# [Given task]
Each line below should be retyped exactly, with no pictures.

# [Excerpted data]

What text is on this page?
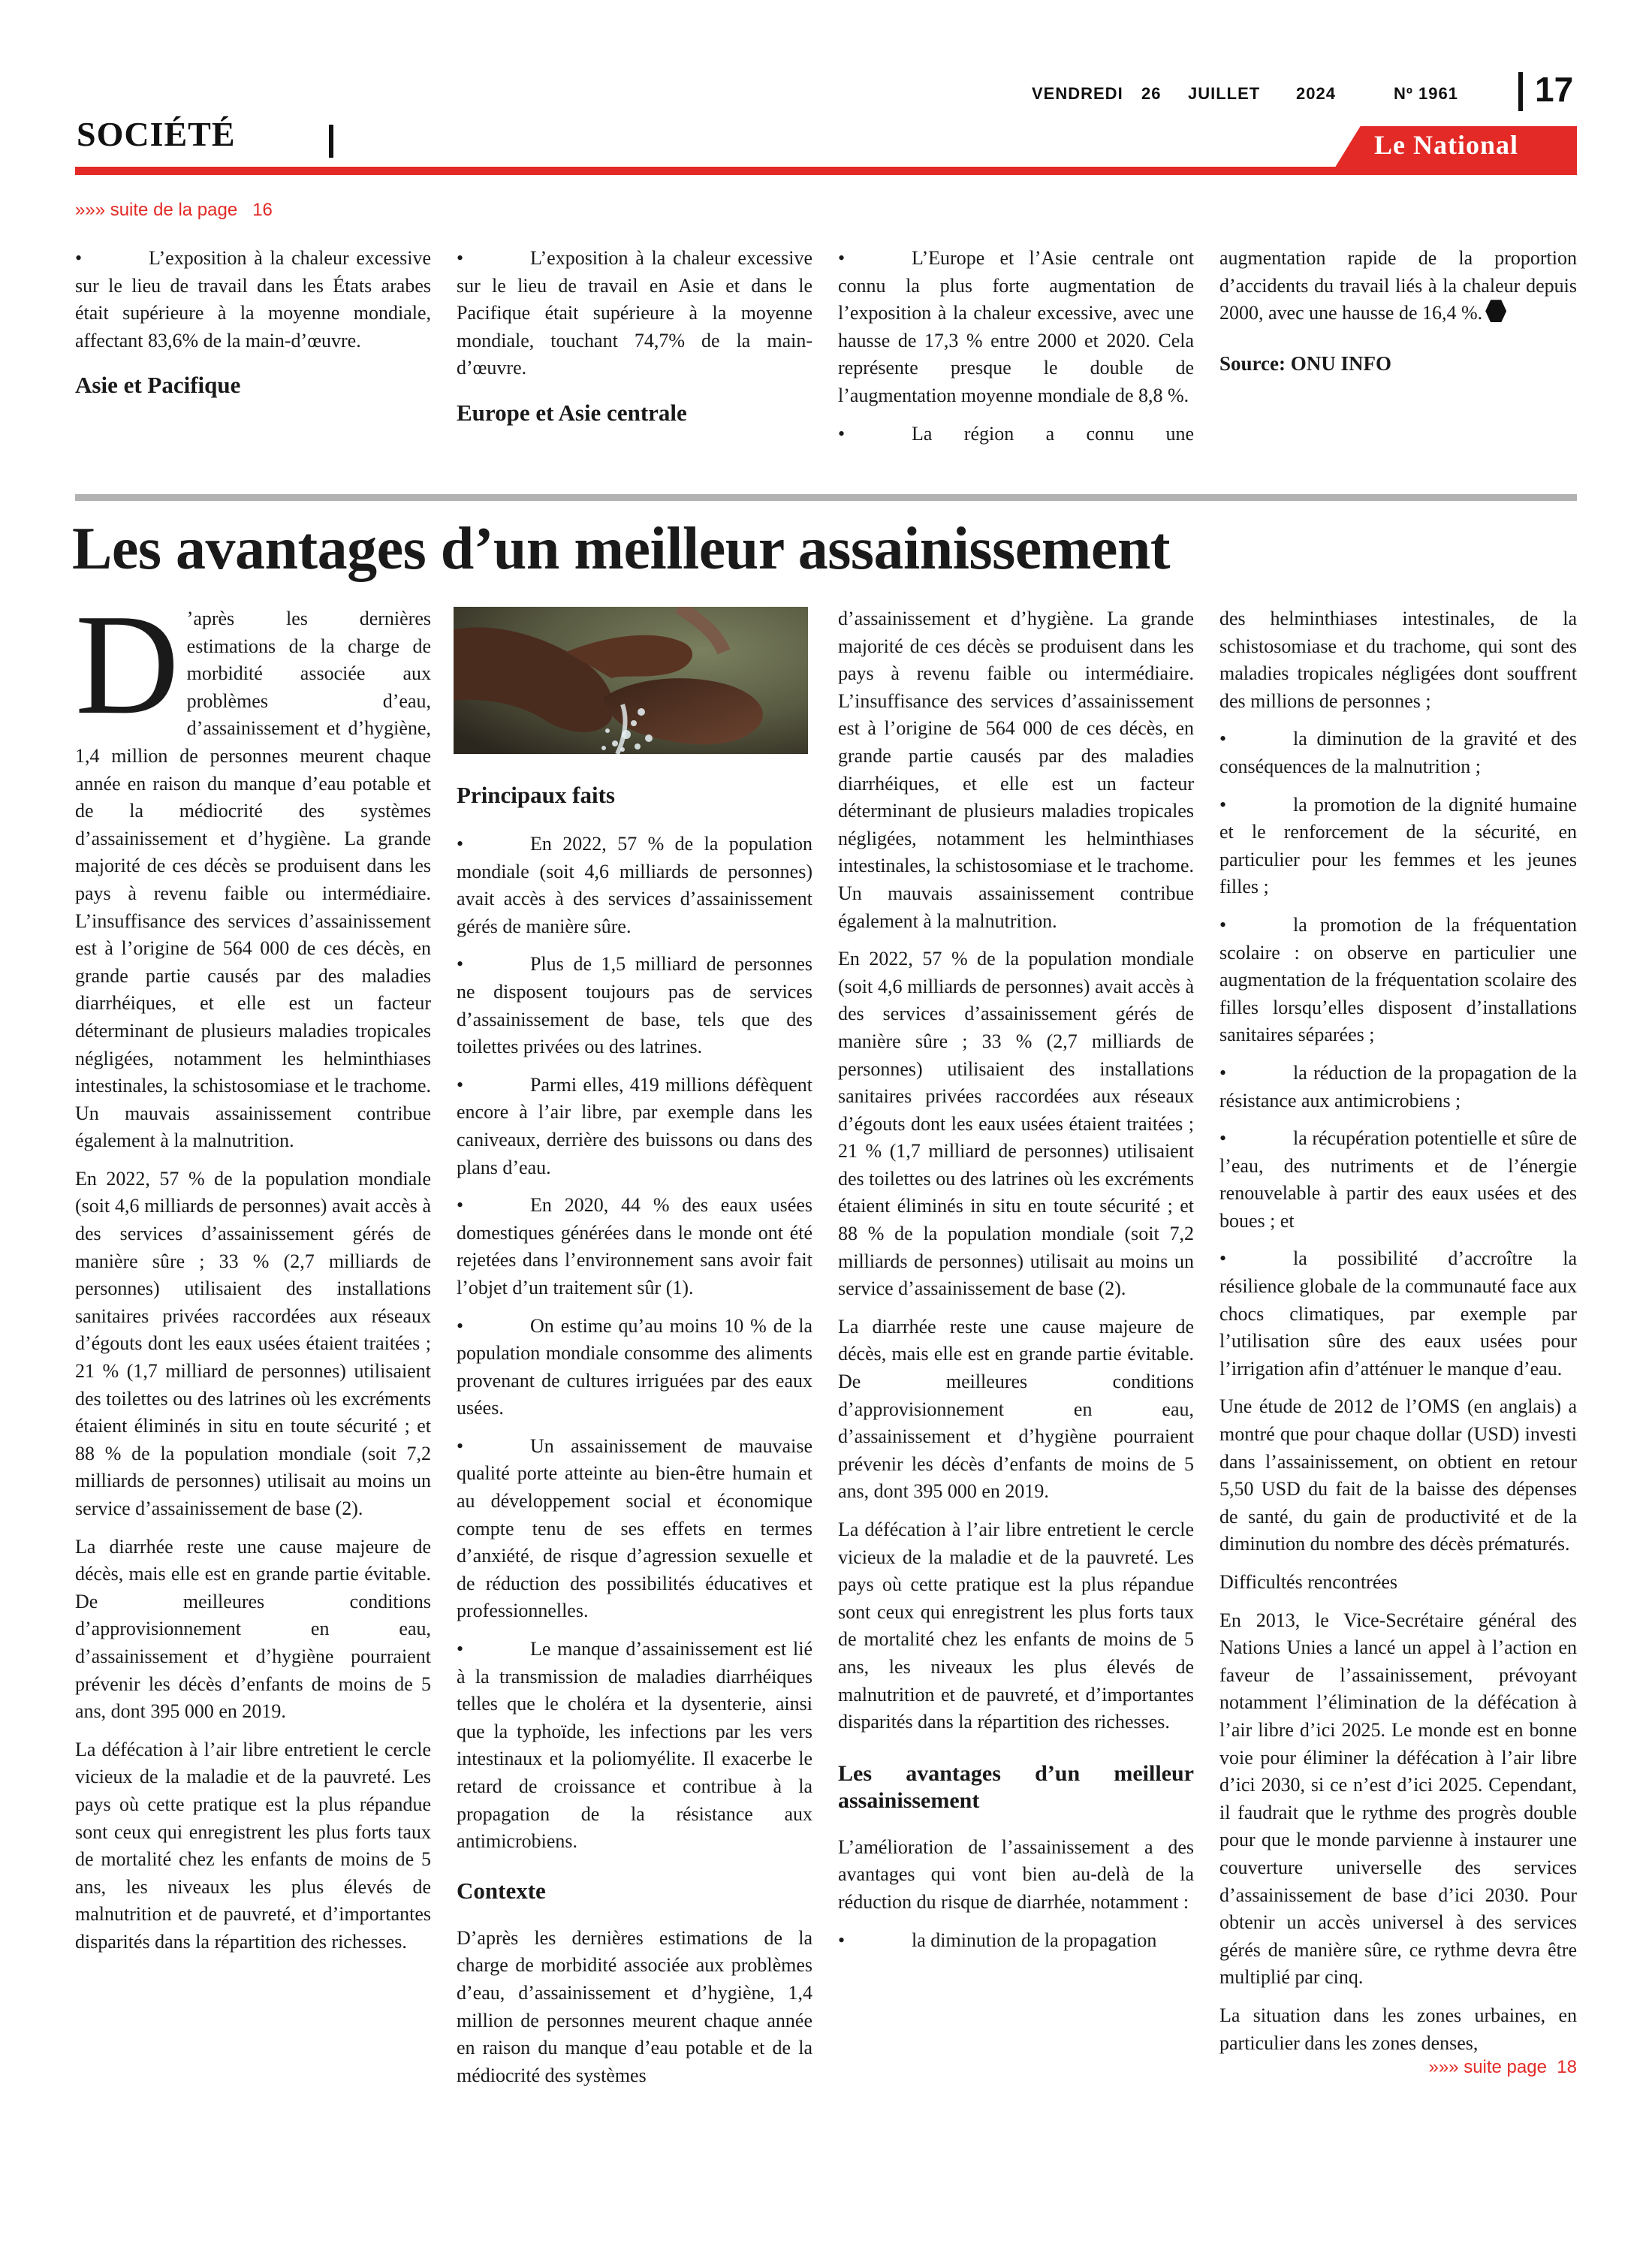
VENDREDI 26 JUILLET 2024	Nº 1961 17
SOCIÉTÉ	Le National
»»» suite de la page 16

•	L’exposition à la chaleur excessive sur le lieu de travail dans les États arabes était supérieure à la moyenne mondiale, affectant 83,6% de la main-d’œuvre.

Asie et Pacifique

•	L’exposition à la chaleur excessive sur le lieu de travail en Asie et dans le Pacifique était supérieure à la moyenne mondiale, touchant 74,7% de la main-d’œuvre.

Europe et Asie centrale

•	L’Europe et l’Asie centrale ont connu la plus forte augmentation de l’exposition à la chaleur excessive, avec une hausse de 17,3 % entre 2000 et 2020. Cela représente presque le double de l’augmentation moyenne mondiale de 8,8 %.

•	La région a connu une

augmentation rapide de la proportion d’accidents du travail liés à la chaleur depuis 2000, avec une hausse de 16,4 %.

Source: ONU INFO
Les avantages d’un meilleur assainissement

D ’après les dernières estimations de la charge de morbidité associée aux problèmes d’eau, d’assainissement et d’hygiène, 1,4 million de personnes meurent chaque année en raison du manque d’eau potable et de la médiocrité des systèmes d’assainissement et d’hygiène. La grande majorité de ces décès se produisent dans les pays à revenu faible ou intermédiaire. L’insuffisance des services d’assainissement est à l’origine de 564 000 de ces décès, en grande partie causés par des maladies diarrhéiques, et elle est un facteur déterminant de plusieurs maladies tropicales négligées, notamment les helminthiases intestinales, la schistosomiase et le trachome. Un mauvais assainissement contribue également à la malnutrition.

En 2022, 57 % de la population mondiale (soit 4,6 milliards de personnes) avait accès à des services d’assainissement gérés de manière sûre ; 33 % (2,7 milliards de personnes) utilisaient des installations sanitaires privées raccordées aux réseaux d’égouts dont les eaux usées étaient traitées ; 21 % (1,7 milliard de personnes) utilisaient des toilettes ou des latrines où les excréments étaient éliminés in situ en toute sécurité ; et 88 % de la population mondiale (soit 7,2 milliards de personnes) utilisait au moins un service d’assainissement de base (2).

La diarrhée reste une cause majeure de décès, mais elle est en grande partie évitable. De meilleures conditions d’approvisionnement en eau, d’assainissement et d’hygiène pourraient prévenir les décès d’enfants de moins de 5 ans, dont 395 000 en 2019.

La défécation à l’air libre entretient le cercle vicieux de la maladie et de la pauvreté. Les pays où cette pratique est la plus répandue sont ceux qui enregistrent les plus forts taux de mortalité chez les enfants de moins de 5 ans, les niveaux les plus élevés de malnutrition et de pauvreté, et d’importantes disparités dans la répartition des richesses.

Principaux faits

•	En 2022, 57 % de la population mondiale (soit 4,6 milliards de personnes) avait accès à des services d’assainissement gérés de manière sûre.

•	Plus de 1,5 milliard de personnes ne disposent toujours pas de services d’assainissement de base, tels que des toilettes privées ou des latrines.

•	Parmi elles, 419 millions défèquent encore à l’air libre, par exemple dans les caniveaux, derrière des buissons ou dans des plans d’eau.

•	En 2020, 44 % des eaux usées domestiques générées dans le monde ont été rejetées dans l’environnement sans avoir fait l’objet d’un traitement sûr (1).

•	On estime qu’au moins 10 % de la population mondiale consomme des aliments provenant de cultures irriguées par des eaux usées.

•	Un assainissement de mauvaise qualité porte atteinte au bien-être humain et au développement social et économique compte tenu de ses effets en termes d’anxiété, de risque d’agression sexuelle et de réduction des possibilités éducatives et professionnelles.

•	Le manque d’assainissement est lié à la transmission de maladies diarrhéiques telles que le choléra et la dysenterie, ainsi que la typhoïde, les infections par les vers intestinaux et la poliomyélite. Il exacerbe le retard de croissance et contribue à la propagation de la résistance aux antimicrobiens.

Contexte

D’après les dernières estimations de la charge de morbidité associée aux problèmes d’eau, d’assainissement et d’hygiène, 1,4 million de personnes meurent chaque année en raison du manque d’eau potable et de la médiocrité des systèmes

d’assainissement et d’hygiène. La grande majorité de ces décès se produisent dans les pays à revenu faible ou intermédiaire. L’insuffisance des services d’assainissement est à l’origine de 564 000 de ces décès, en grande partie causés par des maladies diarrhéiques, et elle est un facteur déterminant de plusieurs maladies tropicales négligées, notamment les helminthiases intestinales, la schistosomiase et le trachome. Un mauvais assainissement contribue également à la malnutrition.

En 2022, 57 % de la population mondiale (soit 4,6 milliards de personnes) avait accès à des services d’assainissement gérés de manière sûre ; 33 % (2,7 milliards de personnes) utilisaient des installations sanitaires privées raccordées aux réseaux d’égouts dont les eaux usées étaient traitées ; 21 % (1,7 milliard de personnes) utilisaient des toilettes ou des latrines où les excréments étaient éliminés in situ en toute sécurité ; et 88 % de la population mondiale (soit 7,2 milliards de personnes) utilisait au moins un service d’assainissement de base (2).

La diarrhée reste une cause majeure de décès, mais elle est en grande partie évitable. De meilleures conditions d’approvisionnement en eau, d’assainissement et d’hygiène pourraient prévenir les décès d’enfants de moins de 5 ans, dont 395 000 en 2019.

La défécation à l’air libre entretient le cercle vicieux de la maladie et de la pauvreté. Les pays où cette pratique est la plus répandue sont ceux qui enregistrent les plus forts taux de mortalité chez les enfants de moins de 5 ans, les niveaux les plus élevés de malnutrition et de pauvreté, et d’importantes disparités dans la répartition des richesses.

Les avantages d’un meilleur assainissement

L’amélioration de l’assainissement a des avantages qui vont bien au-delà de la réduction du risque de diarrhée, notamment :

•	la diminution de la propagation

des helminthiases intestinales, de la schistosomiase et du trachome, qui sont des maladies tropicales négligées dont souffrent des millions de personnes ;

•	la diminution de la gravité et des conséquences de la malnutrition ;

•	la promotion de la dignité humaine et le renforcement de la sécurité, en particulier pour les femmes et les jeunes filles ;

•	la promotion de la fréquentation scolaire : on observe en particulier une augmentation de la fréquentation scolaire des filles lorsqu’elles disposent d’installations sanitaires séparées ;

•	la réduction de la propagation de la résistance aux antimicrobiens ;

•	la récupération potentielle et sûre de l’eau, des nutriments et de l’énergie renouvelable à partir des eaux usées et des boues ; et

•	la possibilité d’accroître la résilience globale de la communauté face aux chocs climatiques, par exemple par l’utilisation sûre des eaux usées pour l’irrigation afin d’atténuer le manque d’eau.

Une étude de 2012 de l’OMS (en anglais) a montré que pour chaque dollar (USD) investi dans l’assainissement, on obtient en retour 5,50 USD du fait de la baisse des dépenses de santé, du gain de productivité et de la diminution du nombre des décès prématurés.

Difficultés rencontrées

En 2013, le Vice-Secrétaire général des Nations Unies a lancé un appel à l’action en faveur de l’assainissement, prévoyant notamment l’élimination de la défécation à l’air libre d’ici 2025. Le monde est en bonne voie pour éliminer la défécation à l’air libre d’ici 2030, si ce n’est d’ici 2025. Cependant, il faudrait que le rythme des progrès double pour que le monde parvienne à instaurer une couverture universelle des services d’assainissement de base d’ici 2030. Pour obtenir un accès universel à des services gérés de manière sûre, ce rythme devra être multiplié par cinq.

La situation dans les zones urbaines, en particulier dans les zones denses,

»»» suite page 18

# [Response below]
What text is on this page?
VENDREDI 26 JUILLET 2024	Nº 1961 17
SOCIÉTÉ	Le National
»»» suite de la page 16

•	L’exposition à la chaleur excessive sur le lieu de travail dans les États arabes était supérieure à la moyenne mondiale, affectant 83,6% de la main-d’œuvre.

Asie et Pacifique

•	L’exposition à la chaleur excessive sur le lieu de travail en Asie et dans le Pacifique était supérieure à la moyenne mondiale, touchant 74,7% de la main-d’œuvre.

Europe et Asie centrale

•	L’Europe et l’Asie centrale ont connu la plus forte augmentation de l’exposition à la chaleur excessive, avec une hausse de 17,3 % entre 2000 et 2020. Cela représente presque le double de l’augmentation moyenne mondiale de 8,8 %.

•	La région a connu une

augmentation rapide de la proportion d’accidents du travail liés à la chaleur depuis 2000, avec une hausse de 16,4 %.

Source: ONU INFO
Les avantages d’un meilleur assainissement

D ’après les dernières estimations de la charge de morbidité associée aux problèmes d’eau, d’assainissement et d’hygiène, 1,4 million de personnes meurent chaque année en raison du manque d’eau potable et de la médiocrité des systèmes d’assainissement et d’hygiène. La grande majorité de ces décès se produisent dans les pays à revenu faible ou intermédiaire. L’insuffisance des services d’assainissement est à l’origine de 564 000 de ces décès, en grande partie causés par des maladies diarrhéiques, et elle est un facteur déterminant de plusieurs maladies tropicales négligées, notamment les helminthiases intestinales, la schistosomiase et le trachome. Un mauvais assainissement contribue également à la malnutrition.

En 2022, 57 % de la population mondiale (soit 4,6 milliards de personnes) avait accès à des services d’assainissement gérés de manière sûre ; 33 % (2,7 milliards de personnes) utilisaient des installations sanitaires privées raccordées aux réseaux d’égouts dont les eaux usées étaient traitées ; 21 % (1,7 milliard de personnes) utilisaient des toilettes ou des latrines où les excréments étaient éliminés in situ en toute sécurité ; et 88 % de la population mondiale (soit 7,2 milliards de personnes) utilisait au moins un service d’assainissement de base (2).

La diarrhée reste une cause majeure de décès, mais elle est en grande partie évitable. De meilleures conditions d’approvisionnement en eau, d’assainissement et d’hygiène pourraient prévenir les décès d’enfants de moins de 5 ans, dont 395 000 en 2019.

La défécation à l’air libre entretient le cercle vicieux de la maladie et de la pauvreté. Les pays où cette pratique est la plus répandue sont ceux qui enregistrent les plus forts taux de mortalité chez les enfants de moins de 5 ans, les niveaux les plus élevés de malnutrition et de pauvreté, et d’importantes disparités dans la répartition des richesses.

Principaux faits

•	En 2022, 57 % de la population mondiale (soit 4,6 milliards de personnes) avait accès à des services d’assainissement gérés de manière sûre.

•	Plus de 1,5 milliard de personnes ne disposent toujours pas de services d’assainissement de base, tels que des toilettes privées ou des latrines.

•	Parmi elles, 419 millions défèquent encore à l’air libre, par exemple dans les caniveaux, derrière des buissons ou dans des plans d’eau.

•	En 2020, 44 % des eaux usées domestiques générées dans le monde ont été rejetées dans l’environnement sans avoir fait l’objet d’un traitement sûr (1).

•	On estime qu’au moins 10 % de la population mondiale consomme des aliments provenant de cultures irriguées par des eaux usées.

•	Un assainissement de mauvaise qualité porte atteinte au bien-être humain et au développement social et économique compte tenu de ses effets en termes d’anxiété, de risque d’agression sexuelle et de réduction des possibilités éducatives et professionnelles.

•	Le manque d’assainissement est lié à la transmission de maladies diarrhéiques telles que le choléra et la dysenterie, ainsi que la typhoïde, les infections par les vers intestinaux et la poliomyélite. Il exacerbe le retard de croissance et contribue à la propagation de la résistance aux antimicrobiens.

Contexte

D’après les dernières estimations de la charge de morbidité associée aux problèmes d’eau, d’assainissement et d’hygiène, 1,4 million de personnes meurent chaque année en raison du manque d’eau potable et de la médiocrité des systèmes

d’assainissement et d’hygiène. La grande majorité de ces décès se produisent dans les pays à revenu faible ou intermédiaire. L’insuffisance des services d’assainissement est à l’origine de 564 000 de ces décès, en grande partie causés par des maladies diarrhéiques, et elle est un facteur déterminant de plusieurs maladies tropicales négligées, notamment les helminthiases intestinales, la schistosomiase et le trachome. Un mauvais assainissement contribue également à la malnutrition.

En 2022, 57 % de la population mondiale (soit 4,6 milliards de personnes) avait accès à des services d’assainissement gérés de manière sûre ; 33 % (2,7 milliards de personnes) utilisaient des installations sanitaires privées raccordées aux réseaux d’égouts dont les eaux usées étaient traitées ; 21 % (1,7 milliard de personnes) utilisaient des toilettes ou des latrines où les excréments étaient éliminés in situ en toute sécurité ; et 88 % de la population mondiale (soit 7,2 milliards de personnes) utilisait au moins un service d’assainissement de base (2).

La diarrhée reste une cause majeure de décès, mais elle est en grande partie évitable. De meilleures conditions d’approvisionnement en eau, d’assainissement et d’hygiène pourraient prévenir les décès d’enfants de moins de 5 ans, dont 395 000 en 2019.

La défécation à l’air libre entretient le cercle vicieux de la maladie et de la pauvreté. Les pays où cette pratique est la plus répandue sont ceux qui enregistrent les plus forts taux de mortalité chez les enfants de moins de 5 ans, les niveaux les plus élevés de malnutrition et de pauvreté, et d’importantes disparités dans la répartition des richesses.

Les avantages d’un meilleur assainissement

L’amélioration de l’assainissement a des avantages qui vont bien au-delà de la réduction du risque de diarrhée, notamment :

•	la diminution de la propagation

des helminthiases intestinales, de la schistosomiase et du trachome, qui sont des maladies tropicales négligées dont souffrent des millions de personnes ;

•	la diminution de la gravité et des conséquences de la malnutrition ;

•	la promotion de la dignité humaine et le renforcement de la sécurité, en particulier pour les femmes et les jeunes filles ;

•	la promotion de la fréquentation scolaire : on observe en particulier une augmentation de la fréquentation scolaire des filles lorsqu’elles disposent d’installations sanitaires séparées ;

•	la réduction de la propagation de la résistance aux antimicrobiens ;

•	la récupération potentielle et sûre de l’eau, des nutriments et de l’énergie renouvelable à partir des eaux usées et des boues ; et

•	la possibilité d’accroître la résilience globale de la communauté face aux chocs climatiques, par exemple par l’utilisation sûre des eaux usées pour l’irrigation afin d’atténuer le manque d’eau.

Une étude de 2012 de l’OMS (en anglais) a montré que pour chaque dollar (USD) investi dans l’assainissement, on obtient en retour 5,50 USD du fait de la baisse des dépenses de santé, du gain de productivité et de la diminution du nombre des décès prématurés.

Difficultés rencontrées

En 2013, le Vice-Secrétaire général des Nations Unies a lancé un appel à l’action en faveur de l’assainissement, prévoyant notamment l’élimination de la défécation à l’air libre d’ici 2025. Le monde est en bonne voie pour éliminer la défécation à l’air libre d’ici 2030, si ce n’est d’ici 2025. Cependant, il faudrait que le rythme des progrès double pour que le monde parvienne à instaurer une couverture universelle des services d’assainissement de base d’ici 2030. Pour obtenir un accès universel à des services gérés de manière sûre, ce rythme devra être multiplié par cinq.

La situation dans les zones urbaines, en particulier dans les zones denses,

»»» suite page 18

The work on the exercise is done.